WORK REQUIRED ▸
Quote the whole listing word for word, please.

MATERIAL FOR THE TASK ▸
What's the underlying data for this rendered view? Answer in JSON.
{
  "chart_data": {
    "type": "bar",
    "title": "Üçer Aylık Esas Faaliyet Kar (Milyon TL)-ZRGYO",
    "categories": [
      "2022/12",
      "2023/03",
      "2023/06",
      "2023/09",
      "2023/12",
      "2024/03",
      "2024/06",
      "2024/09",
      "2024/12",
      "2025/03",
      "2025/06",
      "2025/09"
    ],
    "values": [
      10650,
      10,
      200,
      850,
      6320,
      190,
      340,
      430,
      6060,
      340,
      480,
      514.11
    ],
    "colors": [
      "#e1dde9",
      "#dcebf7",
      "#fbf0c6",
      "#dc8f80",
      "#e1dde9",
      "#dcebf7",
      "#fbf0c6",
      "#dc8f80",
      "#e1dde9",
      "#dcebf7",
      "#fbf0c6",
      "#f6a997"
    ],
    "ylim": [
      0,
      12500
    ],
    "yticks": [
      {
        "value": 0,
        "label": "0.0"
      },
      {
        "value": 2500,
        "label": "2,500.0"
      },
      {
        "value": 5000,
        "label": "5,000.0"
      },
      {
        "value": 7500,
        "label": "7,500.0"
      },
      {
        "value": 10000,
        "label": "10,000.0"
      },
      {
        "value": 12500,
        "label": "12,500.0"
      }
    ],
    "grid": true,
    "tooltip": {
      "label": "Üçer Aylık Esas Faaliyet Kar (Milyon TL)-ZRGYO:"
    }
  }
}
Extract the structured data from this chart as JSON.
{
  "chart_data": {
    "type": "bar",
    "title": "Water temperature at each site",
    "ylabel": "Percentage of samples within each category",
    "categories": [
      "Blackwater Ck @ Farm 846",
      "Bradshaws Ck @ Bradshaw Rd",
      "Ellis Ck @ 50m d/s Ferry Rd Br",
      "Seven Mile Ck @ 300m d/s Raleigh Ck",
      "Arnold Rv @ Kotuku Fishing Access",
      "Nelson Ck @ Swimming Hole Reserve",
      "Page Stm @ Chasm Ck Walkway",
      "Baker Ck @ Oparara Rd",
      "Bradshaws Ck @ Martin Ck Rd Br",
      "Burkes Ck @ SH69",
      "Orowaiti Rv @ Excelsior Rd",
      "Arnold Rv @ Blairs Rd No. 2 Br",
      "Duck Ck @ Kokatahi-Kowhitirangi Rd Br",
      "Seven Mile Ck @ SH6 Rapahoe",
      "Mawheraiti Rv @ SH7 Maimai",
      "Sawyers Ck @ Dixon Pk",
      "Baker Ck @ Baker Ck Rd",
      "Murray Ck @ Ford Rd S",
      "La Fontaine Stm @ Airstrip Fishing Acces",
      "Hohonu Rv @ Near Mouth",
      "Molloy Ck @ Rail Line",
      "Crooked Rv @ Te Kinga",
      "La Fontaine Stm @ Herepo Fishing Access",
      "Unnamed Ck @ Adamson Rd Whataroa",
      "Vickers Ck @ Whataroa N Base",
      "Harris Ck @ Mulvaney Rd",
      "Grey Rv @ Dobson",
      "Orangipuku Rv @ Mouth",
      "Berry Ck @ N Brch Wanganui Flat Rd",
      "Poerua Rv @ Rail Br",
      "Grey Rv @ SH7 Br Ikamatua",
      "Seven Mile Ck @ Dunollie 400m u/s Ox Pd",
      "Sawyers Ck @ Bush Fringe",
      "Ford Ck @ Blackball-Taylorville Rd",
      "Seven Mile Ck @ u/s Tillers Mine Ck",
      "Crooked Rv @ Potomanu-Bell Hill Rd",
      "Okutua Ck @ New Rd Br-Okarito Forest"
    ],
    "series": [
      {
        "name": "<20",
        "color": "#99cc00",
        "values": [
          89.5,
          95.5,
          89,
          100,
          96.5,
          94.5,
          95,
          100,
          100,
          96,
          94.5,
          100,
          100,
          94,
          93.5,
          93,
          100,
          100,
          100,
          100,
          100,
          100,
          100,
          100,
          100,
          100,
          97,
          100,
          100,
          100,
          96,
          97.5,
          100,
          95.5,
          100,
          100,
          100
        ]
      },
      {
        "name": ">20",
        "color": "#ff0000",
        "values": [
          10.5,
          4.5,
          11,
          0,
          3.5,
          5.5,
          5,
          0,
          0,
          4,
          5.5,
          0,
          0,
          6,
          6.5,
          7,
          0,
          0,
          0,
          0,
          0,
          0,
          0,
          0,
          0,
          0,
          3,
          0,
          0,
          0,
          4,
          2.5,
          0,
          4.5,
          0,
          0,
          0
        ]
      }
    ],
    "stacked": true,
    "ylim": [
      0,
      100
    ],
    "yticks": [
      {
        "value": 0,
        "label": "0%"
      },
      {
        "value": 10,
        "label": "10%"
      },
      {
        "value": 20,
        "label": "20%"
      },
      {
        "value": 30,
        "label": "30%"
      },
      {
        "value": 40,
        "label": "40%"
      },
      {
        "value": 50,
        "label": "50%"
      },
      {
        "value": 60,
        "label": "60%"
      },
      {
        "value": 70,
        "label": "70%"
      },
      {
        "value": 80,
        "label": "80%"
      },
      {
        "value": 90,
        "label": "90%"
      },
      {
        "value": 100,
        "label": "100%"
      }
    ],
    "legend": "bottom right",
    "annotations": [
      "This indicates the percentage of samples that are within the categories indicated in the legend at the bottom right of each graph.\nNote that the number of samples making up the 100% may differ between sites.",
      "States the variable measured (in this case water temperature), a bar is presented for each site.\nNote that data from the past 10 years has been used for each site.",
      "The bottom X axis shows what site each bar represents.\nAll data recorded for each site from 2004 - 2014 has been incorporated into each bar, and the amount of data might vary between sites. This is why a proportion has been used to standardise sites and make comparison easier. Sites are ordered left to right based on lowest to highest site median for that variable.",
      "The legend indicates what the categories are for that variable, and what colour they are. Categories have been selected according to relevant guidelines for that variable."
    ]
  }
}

FULL SOLUTION ▸
What's the underlying data for this rendered view? Answer in JSON.
{
  "chart_data": {
    "type": "bar",
    "title": "Üçer Aylık Esas Faaliyet Kar (Milyon TL)-ZRGYO",
    "categories": [
      "2022/12",
      "2023/03",
      "2023/06",
      "2023/09",
      "2023/12",
      "2024/03",
      "2024/06",
      "2024/09",
      "2024/12",
      "2025/03",
      "2025/06",
      "2025/09"
    ],
    "values": [
      10650,
      10,
      200,
      850,
      6320,
      190,
      340,
      430,
      6060,
      340,
      480,
      514.11
    ],
    "colors": [
      "#e1dde9",
      "#dcebf7",
      "#fbf0c6",
      "#dc8f80",
      "#e1dde9",
      "#dcebf7",
      "#fbf0c6",
      "#dc8f80",
      "#e1dde9",
      "#dcebf7",
      "#fbf0c6",
      "#f6a997"
    ],
    "ylim": [
      0,
      12500
    ],
    "yticks": [
      {
        "value": 0,
        "label": "0.0"
      },
      {
        "value": 2500,
        "label": "2,500.0"
      },
      {
        "value": 5000,
        "label": "5,000.0"
      },
      {
        "value": 7500,
        "label": "7,500.0"
      },
      {
        "value": 10000,
        "label": "10,000.0"
      },
      {
        "value": 12500,
        "label": "12,500.0"
      }
    ],
    "grid": true,
    "tooltip": {
      "label": "Üçer Aylık Esas Faaliyet Kar (Milyon TL)-ZRGYO:"
    }
  }
}
Extract the structured data from this chart as JSON.
{
  "chart_data": {
    "type": "bar",
    "title": "Water temperature at each site",
    "ylabel": "Percentage of samples within each category",
    "categories": [
      "Blackwater Ck @ Farm 846",
      "Bradshaws Ck @ Bradshaw Rd",
      "Ellis Ck @ 50m d/s Ferry Rd Br",
      "Seven Mile Ck @ 300m d/s Raleigh Ck",
      "Arnold Rv @ Kotuku Fishing Access",
      "Nelson Ck @ Swimming Hole Reserve",
      "Page Stm @ Chasm Ck Walkway",
      "Baker Ck @ Oparara Rd",
      "Bradshaws Ck @ Martin Ck Rd Br",
      "Burkes Ck @ SH69",
      "Orowaiti Rv @ Excelsior Rd",
      "Arnold Rv @ Blairs Rd No. 2 Br",
      "Duck Ck @ Kokatahi-Kowhitirangi Rd Br",
      "Seven Mile Ck @ SH6 Rapahoe",
      "Mawheraiti Rv @ SH7 Maimai",
      "Sawyers Ck @ Dixon Pk",
      "Baker Ck @ Baker Ck Rd",
      "Murray Ck @ Ford Rd S",
      "La Fontaine Stm @ Airstrip Fishing Acces",
      "Hohonu Rv @ Near Mouth",
      "Molloy Ck @ Rail Line",
      "Crooked Rv @ Te Kinga",
      "La Fontaine Stm @ Herepo Fishing Access",
      "Unnamed Ck @ Adamson Rd Whataroa",
      "Vickers Ck @ Whataroa N Base",
      "Harris Ck @ Mulvaney Rd",
      "Grey Rv @ Dobson",
      "Orangipuku Rv @ Mouth",
      "Berry Ck @ N Brch Wanganui Flat Rd",
      "Poerua Rv @ Rail Br",
      "Grey Rv @ SH7 Br Ikamatua",
      "Seven Mile Ck @ Dunollie 400m u/s Ox Pd",
      "Sawyers Ck @ Bush Fringe",
      "Ford Ck @ Blackball-Taylorville Rd",
      "Seven Mile Ck @ u/s Tillers Mine Ck",
      "Crooked Rv @ Potomanu-Bell Hill Rd",
      "Okutua Ck @ New Rd Br-Okarito Forest"
    ],
    "series": [
      {
        "name": "<20",
        "color": "#99cc00",
        "values": [
          89.5,
          95.5,
          89,
          100,
          96.5,
          94.5,
          95,
          100,
          100,
          96,
          94.5,
          100,
          100,
          94,
          93.5,
          93,
          100,
          100,
          100,
          100,
          100,
          100,
          100,
          100,
          100,
          100,
          97,
          100,
          100,
          100,
          96,
          97.5,
          100,
          95.5,
          100,
          100,
          100
        ]
      },
      {
        "name": ">20",
        "color": "#ff0000",
        "values": [
          10.5,
          4.5,
          11,
          0,
          3.5,
          5.5,
          5,
          0,
          0,
          4,
          5.5,
          0,
          0,
          6,
          6.5,
          7,
          0,
          0,
          0,
          0,
          0,
          0,
          0,
          0,
          0,
          0,
          3,
          0,
          0,
          0,
          4,
          2.5,
          0,
          4.5,
          0,
          0,
          0
        ]
      }
    ],
    "stacked": true,
    "ylim": [
      0,
      100
    ],
    "yticks": [
      {
        "value": 0,
        "label": "0%"
      },
      {
        "value": 10,
        "label": "10%"
      },
      {
        "value": 20,
        "label": "20%"
      },
      {
        "value": 30,
        "label": "30%"
      },
      {
        "value": 40,
        "label": "40%"
      },
      {
        "value": 50,
        "label": "50%"
      },
      {
        "value": 60,
        "label": "60%"
      },
      {
        "value": 70,
        "label": "70%"
      },
      {
        "value": 80,
        "label": "80%"
      },
      {
        "value": 90,
        "label": "90%"
      },
      {
        "value": 100,
        "label": "100%"
      }
    ],
    "legend": "bottom right",
    "annotations": [
      "This indicates the percentage of samples that are within the categories indicated in the legend at the bottom right of each graph.\nNote that the number of samples making up the 100% may differ between sites.",
      "States the variable measured (in this case water temperature), a bar is presented for each site.\nNote that data from the past 10 years has been used for each site.",
      "The bottom X axis shows what site each bar represents.\nAll data recorded for each site from 2004 - 2014 has been incorporated into each bar, and the amount of data might vary between sites. This is why a proportion has been used to standardise sites and make comparison easier. Sites are ordered left to right based on lowest to highest site median for that variable.",
      "The legend indicates what the categories are for that variable, and what colour they are. Categories have been selected according to relevant guidelines for that variable."
    ]
  }
}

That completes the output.